Written exercise:
Here are some entries; quote each one exactly.

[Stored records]

** start **

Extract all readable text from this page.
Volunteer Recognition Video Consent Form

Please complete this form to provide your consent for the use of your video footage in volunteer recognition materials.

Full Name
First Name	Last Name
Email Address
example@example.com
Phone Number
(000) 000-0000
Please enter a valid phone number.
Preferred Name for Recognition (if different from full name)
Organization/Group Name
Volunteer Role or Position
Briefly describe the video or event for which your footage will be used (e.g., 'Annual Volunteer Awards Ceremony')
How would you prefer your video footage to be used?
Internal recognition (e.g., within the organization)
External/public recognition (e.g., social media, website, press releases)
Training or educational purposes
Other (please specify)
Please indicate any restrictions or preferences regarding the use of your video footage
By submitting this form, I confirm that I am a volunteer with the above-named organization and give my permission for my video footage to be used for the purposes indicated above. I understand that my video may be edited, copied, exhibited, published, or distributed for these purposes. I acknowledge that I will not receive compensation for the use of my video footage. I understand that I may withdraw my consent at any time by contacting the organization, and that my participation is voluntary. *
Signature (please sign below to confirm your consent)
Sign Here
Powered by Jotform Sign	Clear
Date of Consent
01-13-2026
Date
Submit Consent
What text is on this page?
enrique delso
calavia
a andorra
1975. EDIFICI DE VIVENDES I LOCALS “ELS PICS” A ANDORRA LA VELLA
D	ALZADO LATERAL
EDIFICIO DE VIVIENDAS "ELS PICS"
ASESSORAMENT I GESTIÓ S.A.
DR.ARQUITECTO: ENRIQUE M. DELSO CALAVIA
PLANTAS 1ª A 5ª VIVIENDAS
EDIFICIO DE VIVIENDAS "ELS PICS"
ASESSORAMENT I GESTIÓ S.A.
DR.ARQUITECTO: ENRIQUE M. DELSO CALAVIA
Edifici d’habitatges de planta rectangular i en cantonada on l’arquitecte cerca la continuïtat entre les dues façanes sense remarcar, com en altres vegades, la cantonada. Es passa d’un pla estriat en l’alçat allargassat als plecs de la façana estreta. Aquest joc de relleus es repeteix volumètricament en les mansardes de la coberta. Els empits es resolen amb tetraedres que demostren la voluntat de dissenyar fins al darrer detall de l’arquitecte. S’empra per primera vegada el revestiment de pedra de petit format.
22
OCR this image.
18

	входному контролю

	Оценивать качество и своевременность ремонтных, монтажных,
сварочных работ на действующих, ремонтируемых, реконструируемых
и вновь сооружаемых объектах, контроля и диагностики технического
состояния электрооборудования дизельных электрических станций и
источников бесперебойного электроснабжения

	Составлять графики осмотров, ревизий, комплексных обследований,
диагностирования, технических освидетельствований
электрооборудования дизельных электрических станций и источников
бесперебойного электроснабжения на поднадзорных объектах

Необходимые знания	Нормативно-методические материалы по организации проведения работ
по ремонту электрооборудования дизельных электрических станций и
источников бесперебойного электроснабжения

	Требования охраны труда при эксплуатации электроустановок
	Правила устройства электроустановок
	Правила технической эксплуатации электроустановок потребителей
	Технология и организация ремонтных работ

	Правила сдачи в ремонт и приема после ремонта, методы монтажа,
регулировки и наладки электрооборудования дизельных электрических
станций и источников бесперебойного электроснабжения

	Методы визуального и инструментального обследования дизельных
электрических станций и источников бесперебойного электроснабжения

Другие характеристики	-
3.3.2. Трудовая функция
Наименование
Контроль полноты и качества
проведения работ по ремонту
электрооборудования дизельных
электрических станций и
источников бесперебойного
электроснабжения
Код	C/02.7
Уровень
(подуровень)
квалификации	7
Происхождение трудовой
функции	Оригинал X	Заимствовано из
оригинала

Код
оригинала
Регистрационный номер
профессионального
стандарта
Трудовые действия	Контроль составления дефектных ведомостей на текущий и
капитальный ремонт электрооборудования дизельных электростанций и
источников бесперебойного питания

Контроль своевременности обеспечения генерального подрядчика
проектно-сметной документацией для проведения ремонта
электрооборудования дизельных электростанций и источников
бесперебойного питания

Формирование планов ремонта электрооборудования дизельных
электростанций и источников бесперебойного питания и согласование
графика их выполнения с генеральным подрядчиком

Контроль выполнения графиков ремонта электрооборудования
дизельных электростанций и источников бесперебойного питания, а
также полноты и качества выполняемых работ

** end **

Reply:
Extract all readable text from this page.
Volunteer Recognition Video Consent Form

Please complete this form to provide your consent for the use of your video footage in volunteer recognition materials.

Full Name
First Name	Last Name
Email Address
example@example.com
Phone Number
(000) 000-0000
Please enter a valid phone number.
Preferred Name for Recognition (if different from full name)
Organization/Group Name
Volunteer Role or Position
Briefly describe the video or event for which your footage will be used (e.g., 'Annual Volunteer Awards Ceremony')
How would you prefer your video footage to be used?
Internal recognition (e.g., within the organization)
External/public recognition (e.g., social media, website, press releases)
Training or educational purposes
Other (please specify)
Please indicate any restrictions or preferences regarding the use of your video footage
By submitting this form, I confirm that I am a volunteer with the above-named organization and give my permission for my video footage to be used for the purposes indicated above. I understand that my video may be edited, copied, exhibited, published, or distributed for these purposes. I acknowledge that I will not receive compensation for the use of my video footage. I understand that I may withdraw my consent at any time by contacting the organization, and that my participation is voluntary. *
Signature (please sign below to confirm your consent)
Sign Here
Powered by Jotform Sign	Clear
Date of Consent
01-13-2026
Date
Submit Consent
What text is on this page?
enrique delso
calavia
a andorra
1975. EDIFICI DE VIVENDES I LOCALS “ELS PICS” A ANDORRA LA VELLA
D	ALZADO LATERAL
EDIFICIO DE VIVIENDAS "ELS PICS"
ASESSORAMENT I GESTIÓ S.A.
DR.ARQUITECTO: ENRIQUE M. DELSO CALAVIA
PLANTAS 1ª A 5ª VIVIENDAS
EDIFICIO DE VIVIENDAS "ELS PICS"
ASESSORAMENT I GESTIÓ S.A.
DR.ARQUITECTO: ENRIQUE M. DELSO CALAVIA
Edifici d’habitatges de planta rectangular i en cantonada on l’arquitecte cerca la continuïtat entre les dues façanes sense remarcar, com en altres vegades, la cantonada. Es passa d’un pla estriat en l’alçat allargassat als plecs de la façana estreta. Aquest joc de relleus es repeteix volumètricament en les mansardes de la coberta. Els empits es resolen amb tetraedres que demostren la voluntat de dissenyar fins al darrer detall de l’arquitecte. S’empra per primera vegada el revestiment de pedra de petit format.
22
OCR this image.
18

	входному контролю

	Оценивать качество и своевременность ремонтных, монтажных,
сварочных работ на действующих, ремонтируемых, реконструируемых
и вновь сооружаемых объектах, контроля и диагностики технического
состояния электрооборудования дизельных электрических станций и
источников бесперебойного электроснабжения

	Составлять графики осмотров, ревизий, комплексных обследований,
диагностирования, технических освидетельствований
электрооборудования дизельных электрических станций и источников
бесперебойного электроснабжения на поднадзорных объектах

Необходимые знания	Нормативно-методические материалы по организации проведения работ
по ремонту электрооборудования дизельных электрических станций и
источников бесперебойного электроснабжения

	Требования охраны труда при эксплуатации электроустановок
	Правила устройства электроустановок
	Правила технической эксплуатации электроустановок потребителей
	Технология и организация ремонтных работ

	Правила сдачи в ремонт и приема после ремонта, методы монтажа,
регулировки и наладки электрооборудования дизельных электрических
станций и источников бесперебойного электроснабжения

	Методы визуального и инструментального обследования дизельных
электрических станций и источников бесперебойного электроснабжения

Другие характеристики	-
3.3.2. Трудовая функция
Наименование
Контроль полноты и качества
проведения работ по ремонту
электрооборудования дизельных
электрических станций и
источников бесперебойного
электроснабжения
Код	C/02.7
Уровень
(подуровень)
квалификации	7
Происхождение трудовой
функции	Оригинал X	Заимствовано из
оригинала

Код
оригинала
Регистрационный номер
профессионального
стандарта
Трудовые действия	Контроль составления дефектных ведомостей на текущий и
капитальный ремонт электрооборудования дизельных электростанций и
источников бесперебойного питания

Контроль своевременности обеспечения генерального подрядчика
проектно-сметной документацией для проведения ремонта
электрооборудования дизельных электростанций и источников
бесперебойного питания

Формирование планов ремонта электрооборудования дизельных
электростанций и источников бесперебойного питания и согласование
графика их выполнения с генеральным подрядчиком

Контроль выполнения графиков ремонта электрооборудования
дизельных электростанций и источников бесперебойного питания, а
также полноты и качества выполняемых работ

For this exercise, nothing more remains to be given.